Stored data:

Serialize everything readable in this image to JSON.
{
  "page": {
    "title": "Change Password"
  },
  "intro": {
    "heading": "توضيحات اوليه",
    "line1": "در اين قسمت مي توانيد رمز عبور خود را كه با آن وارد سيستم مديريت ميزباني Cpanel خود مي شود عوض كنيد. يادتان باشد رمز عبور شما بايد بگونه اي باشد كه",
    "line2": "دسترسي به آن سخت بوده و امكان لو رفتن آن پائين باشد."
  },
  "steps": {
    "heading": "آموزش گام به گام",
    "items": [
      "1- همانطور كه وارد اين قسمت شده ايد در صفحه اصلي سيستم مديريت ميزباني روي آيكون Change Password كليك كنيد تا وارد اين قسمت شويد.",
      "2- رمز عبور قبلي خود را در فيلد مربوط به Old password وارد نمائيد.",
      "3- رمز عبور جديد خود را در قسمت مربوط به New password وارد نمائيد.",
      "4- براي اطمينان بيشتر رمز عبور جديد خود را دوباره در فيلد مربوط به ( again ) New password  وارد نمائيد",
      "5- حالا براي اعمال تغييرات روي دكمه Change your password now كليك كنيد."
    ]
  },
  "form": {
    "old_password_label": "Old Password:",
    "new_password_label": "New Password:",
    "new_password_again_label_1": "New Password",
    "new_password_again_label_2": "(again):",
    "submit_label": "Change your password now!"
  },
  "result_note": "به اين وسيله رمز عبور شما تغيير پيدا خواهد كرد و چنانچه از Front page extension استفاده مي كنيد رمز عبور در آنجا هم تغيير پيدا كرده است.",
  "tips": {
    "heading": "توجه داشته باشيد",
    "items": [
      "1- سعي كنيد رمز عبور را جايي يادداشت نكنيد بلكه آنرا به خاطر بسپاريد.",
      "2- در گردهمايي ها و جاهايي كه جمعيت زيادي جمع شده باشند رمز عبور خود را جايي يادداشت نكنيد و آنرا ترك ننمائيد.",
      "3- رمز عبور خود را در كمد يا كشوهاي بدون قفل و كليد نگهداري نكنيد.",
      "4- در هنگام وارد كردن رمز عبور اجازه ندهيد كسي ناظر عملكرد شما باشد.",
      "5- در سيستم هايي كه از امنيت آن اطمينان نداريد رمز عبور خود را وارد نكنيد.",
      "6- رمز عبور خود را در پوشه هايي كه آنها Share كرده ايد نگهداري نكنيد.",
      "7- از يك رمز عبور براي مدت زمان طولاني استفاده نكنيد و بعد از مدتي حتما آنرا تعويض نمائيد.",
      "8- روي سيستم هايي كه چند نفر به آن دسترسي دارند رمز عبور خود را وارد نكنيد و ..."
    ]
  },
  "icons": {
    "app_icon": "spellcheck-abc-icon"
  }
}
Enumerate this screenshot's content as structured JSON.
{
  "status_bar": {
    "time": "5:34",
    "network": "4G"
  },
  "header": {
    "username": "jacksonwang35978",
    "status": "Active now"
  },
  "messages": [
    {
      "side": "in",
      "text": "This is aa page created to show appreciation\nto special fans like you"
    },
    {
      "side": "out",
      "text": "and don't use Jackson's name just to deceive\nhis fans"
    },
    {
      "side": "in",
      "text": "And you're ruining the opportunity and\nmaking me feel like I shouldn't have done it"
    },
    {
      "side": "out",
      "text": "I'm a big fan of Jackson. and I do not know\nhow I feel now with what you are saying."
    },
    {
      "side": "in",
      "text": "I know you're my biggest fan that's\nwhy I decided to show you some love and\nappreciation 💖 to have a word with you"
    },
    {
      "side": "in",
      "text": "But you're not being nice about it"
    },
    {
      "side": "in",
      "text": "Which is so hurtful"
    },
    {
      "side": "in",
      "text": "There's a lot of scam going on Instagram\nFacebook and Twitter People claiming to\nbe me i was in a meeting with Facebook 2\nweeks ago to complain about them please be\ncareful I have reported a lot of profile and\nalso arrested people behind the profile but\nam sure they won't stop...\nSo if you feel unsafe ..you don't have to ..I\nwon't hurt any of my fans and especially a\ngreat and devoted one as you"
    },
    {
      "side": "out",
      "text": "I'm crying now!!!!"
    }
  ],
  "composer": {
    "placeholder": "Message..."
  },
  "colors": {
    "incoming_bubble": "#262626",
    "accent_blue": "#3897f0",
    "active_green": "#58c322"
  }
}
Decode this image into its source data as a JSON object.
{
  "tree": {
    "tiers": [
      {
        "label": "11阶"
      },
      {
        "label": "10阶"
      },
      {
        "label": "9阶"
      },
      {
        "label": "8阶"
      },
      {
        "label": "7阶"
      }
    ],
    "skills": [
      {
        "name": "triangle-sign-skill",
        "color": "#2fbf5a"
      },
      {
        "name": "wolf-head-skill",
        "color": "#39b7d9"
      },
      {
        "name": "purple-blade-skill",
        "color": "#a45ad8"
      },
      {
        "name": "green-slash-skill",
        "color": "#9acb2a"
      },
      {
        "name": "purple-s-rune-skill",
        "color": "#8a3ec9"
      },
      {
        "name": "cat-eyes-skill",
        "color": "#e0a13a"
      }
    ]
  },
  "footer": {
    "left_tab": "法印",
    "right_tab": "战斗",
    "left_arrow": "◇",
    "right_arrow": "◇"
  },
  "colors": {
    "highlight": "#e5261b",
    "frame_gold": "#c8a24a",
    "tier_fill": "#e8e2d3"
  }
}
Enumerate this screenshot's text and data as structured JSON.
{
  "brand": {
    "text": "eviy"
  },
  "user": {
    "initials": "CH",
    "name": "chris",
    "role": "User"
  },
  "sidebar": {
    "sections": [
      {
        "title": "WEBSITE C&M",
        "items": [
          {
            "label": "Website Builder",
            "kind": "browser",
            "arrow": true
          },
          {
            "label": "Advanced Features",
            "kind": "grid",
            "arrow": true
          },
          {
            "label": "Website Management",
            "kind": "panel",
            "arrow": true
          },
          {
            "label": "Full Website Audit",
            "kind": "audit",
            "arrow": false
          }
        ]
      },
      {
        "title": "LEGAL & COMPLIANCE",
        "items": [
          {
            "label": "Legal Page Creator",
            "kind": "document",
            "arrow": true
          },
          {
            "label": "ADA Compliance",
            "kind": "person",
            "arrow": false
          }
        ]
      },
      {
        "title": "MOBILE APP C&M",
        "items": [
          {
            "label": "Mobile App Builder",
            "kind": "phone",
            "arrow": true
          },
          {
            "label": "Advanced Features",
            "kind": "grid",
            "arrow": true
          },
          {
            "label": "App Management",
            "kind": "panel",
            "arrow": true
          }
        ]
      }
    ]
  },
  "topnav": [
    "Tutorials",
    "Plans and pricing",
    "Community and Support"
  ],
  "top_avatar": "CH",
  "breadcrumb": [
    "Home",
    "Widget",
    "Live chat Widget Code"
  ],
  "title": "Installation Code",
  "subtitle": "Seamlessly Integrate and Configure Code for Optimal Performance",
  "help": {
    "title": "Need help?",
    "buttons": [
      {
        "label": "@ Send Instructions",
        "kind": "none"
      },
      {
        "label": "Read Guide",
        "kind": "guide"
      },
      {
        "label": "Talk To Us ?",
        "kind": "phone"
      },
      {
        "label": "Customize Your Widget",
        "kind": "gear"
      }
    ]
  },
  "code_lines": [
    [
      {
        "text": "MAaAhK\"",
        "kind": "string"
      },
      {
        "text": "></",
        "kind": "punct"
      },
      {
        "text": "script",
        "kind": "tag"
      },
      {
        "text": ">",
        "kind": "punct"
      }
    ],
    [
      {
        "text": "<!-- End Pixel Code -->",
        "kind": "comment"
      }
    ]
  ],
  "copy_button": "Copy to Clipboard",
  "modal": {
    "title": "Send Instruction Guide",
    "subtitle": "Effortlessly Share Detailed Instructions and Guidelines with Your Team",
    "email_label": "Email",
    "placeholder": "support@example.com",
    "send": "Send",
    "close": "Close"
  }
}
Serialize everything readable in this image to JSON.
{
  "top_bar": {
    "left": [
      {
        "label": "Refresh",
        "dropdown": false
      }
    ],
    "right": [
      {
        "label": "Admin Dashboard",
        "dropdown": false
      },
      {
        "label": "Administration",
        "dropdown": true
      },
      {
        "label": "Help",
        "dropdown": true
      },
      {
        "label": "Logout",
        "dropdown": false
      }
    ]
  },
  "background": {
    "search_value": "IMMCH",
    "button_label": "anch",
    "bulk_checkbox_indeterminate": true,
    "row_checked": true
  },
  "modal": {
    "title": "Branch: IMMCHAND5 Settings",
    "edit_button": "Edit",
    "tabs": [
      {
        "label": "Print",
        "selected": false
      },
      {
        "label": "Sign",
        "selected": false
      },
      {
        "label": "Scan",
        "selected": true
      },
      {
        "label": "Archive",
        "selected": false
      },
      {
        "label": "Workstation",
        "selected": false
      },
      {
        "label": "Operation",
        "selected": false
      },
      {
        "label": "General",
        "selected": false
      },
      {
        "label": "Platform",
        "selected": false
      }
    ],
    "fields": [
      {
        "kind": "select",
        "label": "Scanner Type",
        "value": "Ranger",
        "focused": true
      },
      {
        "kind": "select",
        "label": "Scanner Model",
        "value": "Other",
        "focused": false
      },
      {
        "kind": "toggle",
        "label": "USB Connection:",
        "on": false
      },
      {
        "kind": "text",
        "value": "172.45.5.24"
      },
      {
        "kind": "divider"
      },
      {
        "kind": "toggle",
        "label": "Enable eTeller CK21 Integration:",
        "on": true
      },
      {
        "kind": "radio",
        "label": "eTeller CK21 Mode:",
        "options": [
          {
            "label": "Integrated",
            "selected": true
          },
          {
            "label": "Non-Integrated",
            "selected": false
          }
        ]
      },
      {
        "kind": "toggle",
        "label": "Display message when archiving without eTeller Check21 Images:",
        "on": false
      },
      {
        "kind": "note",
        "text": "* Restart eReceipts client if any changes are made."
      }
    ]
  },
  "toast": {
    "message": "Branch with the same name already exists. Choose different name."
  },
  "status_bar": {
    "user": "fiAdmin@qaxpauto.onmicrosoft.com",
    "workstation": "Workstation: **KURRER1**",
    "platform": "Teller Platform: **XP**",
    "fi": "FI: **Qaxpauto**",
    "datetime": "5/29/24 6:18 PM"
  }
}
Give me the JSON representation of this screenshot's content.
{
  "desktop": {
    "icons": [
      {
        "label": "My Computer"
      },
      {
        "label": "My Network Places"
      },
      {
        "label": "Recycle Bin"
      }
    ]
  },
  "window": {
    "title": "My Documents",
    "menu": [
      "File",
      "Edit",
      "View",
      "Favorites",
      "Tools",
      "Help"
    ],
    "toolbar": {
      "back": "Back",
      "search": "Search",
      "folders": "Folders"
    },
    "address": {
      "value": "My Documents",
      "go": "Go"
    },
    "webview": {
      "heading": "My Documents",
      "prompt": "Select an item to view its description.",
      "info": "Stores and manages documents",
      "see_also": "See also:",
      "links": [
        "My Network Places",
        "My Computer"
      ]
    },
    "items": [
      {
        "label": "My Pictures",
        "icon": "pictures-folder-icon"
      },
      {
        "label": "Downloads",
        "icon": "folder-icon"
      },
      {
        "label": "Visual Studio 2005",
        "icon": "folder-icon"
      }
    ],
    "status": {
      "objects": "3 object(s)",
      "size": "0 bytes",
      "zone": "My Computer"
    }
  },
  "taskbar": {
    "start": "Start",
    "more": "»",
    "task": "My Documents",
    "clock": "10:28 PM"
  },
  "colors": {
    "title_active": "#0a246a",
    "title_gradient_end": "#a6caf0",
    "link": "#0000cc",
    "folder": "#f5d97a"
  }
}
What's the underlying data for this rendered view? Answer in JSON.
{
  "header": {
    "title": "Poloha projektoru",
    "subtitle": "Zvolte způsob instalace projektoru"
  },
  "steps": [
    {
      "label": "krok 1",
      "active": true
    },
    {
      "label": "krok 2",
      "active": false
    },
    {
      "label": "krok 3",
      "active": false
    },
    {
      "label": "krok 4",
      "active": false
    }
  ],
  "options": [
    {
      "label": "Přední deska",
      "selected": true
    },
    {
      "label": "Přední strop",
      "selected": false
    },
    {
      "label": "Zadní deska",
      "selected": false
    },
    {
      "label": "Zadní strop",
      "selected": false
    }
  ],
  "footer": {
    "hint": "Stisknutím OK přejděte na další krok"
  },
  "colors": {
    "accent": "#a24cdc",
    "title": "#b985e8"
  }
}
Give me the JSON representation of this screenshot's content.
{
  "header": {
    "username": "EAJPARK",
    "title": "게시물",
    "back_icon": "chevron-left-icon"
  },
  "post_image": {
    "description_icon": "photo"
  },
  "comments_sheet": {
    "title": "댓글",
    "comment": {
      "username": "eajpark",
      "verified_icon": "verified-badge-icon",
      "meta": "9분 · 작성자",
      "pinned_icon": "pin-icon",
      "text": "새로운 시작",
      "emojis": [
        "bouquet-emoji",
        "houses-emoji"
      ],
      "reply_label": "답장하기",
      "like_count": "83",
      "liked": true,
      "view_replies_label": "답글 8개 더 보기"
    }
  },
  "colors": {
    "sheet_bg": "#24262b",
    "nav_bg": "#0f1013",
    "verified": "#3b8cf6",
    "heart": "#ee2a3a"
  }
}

Work to do: Find each line holding "قسمت". Copy it out.

Task solution:
    "line1": "در اين قسمت مي توانيد رمز عبور خود را كه با آن وارد سيستم مديريت ميزباني Cpanel خود مي شود عوض كنيد. يادتان باشد رمز عبور شما بايد بگونه اي باشد كه",
      "1- همانطور كه وارد اين قسمت شده ايد در صفحه اصلي سيستم مديريت ميزباني روي آيكون Change Password كليك كنيد تا وارد اين قسمت شويد.",
      "3- رمز عبور جديد خود را در قسمت مربوط به New password وارد نمائيد.",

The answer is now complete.